* **Exercise**:
Which lines hold the word "Sulawesi"? Copy each of them from the material.

* **Provided records**:
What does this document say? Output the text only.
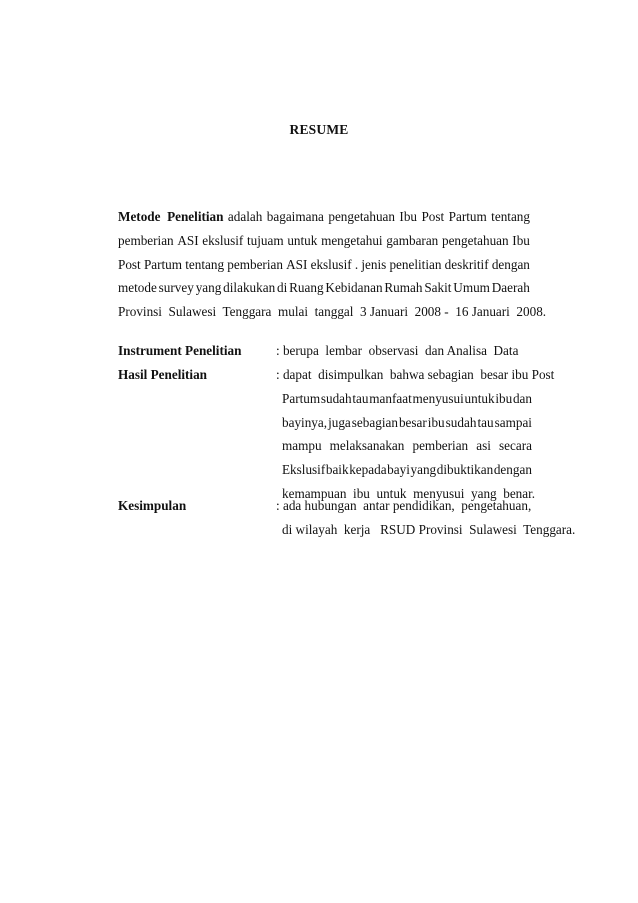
RESUME
Metode  Penelitian adalah bagaimana pengetahuan Ibu Post Partum tentang
pemberian ASI ekslusif tujuam untuk mengetahui gambaran pengetahuan Ibu
Post Partum tentang pemberian ASI ekslusif . jenis penelitian deskritif dengan
metode survey yang dilakukan di Ruang Kebidanan Rumah Sakit Umum Daerah
Provinsi  Sulawesi  Tenggara  mulai  tanggal  3 Januari  2008 -  16 Januari  2008.
Instrument Penelitian	: berupa  lembar  observasi  dan Analisa  Data
Hasil Penelitian	: dapat  disimpulkan  bahwa sebagian  besar ibu Post
Partum sudah tau manfaat menyusui untuk ibu dan
bayinya, juga sebagian besar ibu sudah tau sampai
mampu melaksanakan pemberian asi secara
Ekslusif baik kepada bayi yang dibuktikan dengan
kemampuan  ibu  untuk  menyusui  yang  benar.
Kesimpulan	: ada hubungan  antar pendidikan,  pengetahuan,
di wilayah  kerja   RSUD Provinsi  Sulawesi  Tenggara.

* **Written answer**:
Provinsi  Sulawesi  Tenggara  mulai  tanggal  3 Januari  2008 -  16 Januari  2008.
di wilayah  kerja   RSUD Provinsi  Sulawesi  Tenggara.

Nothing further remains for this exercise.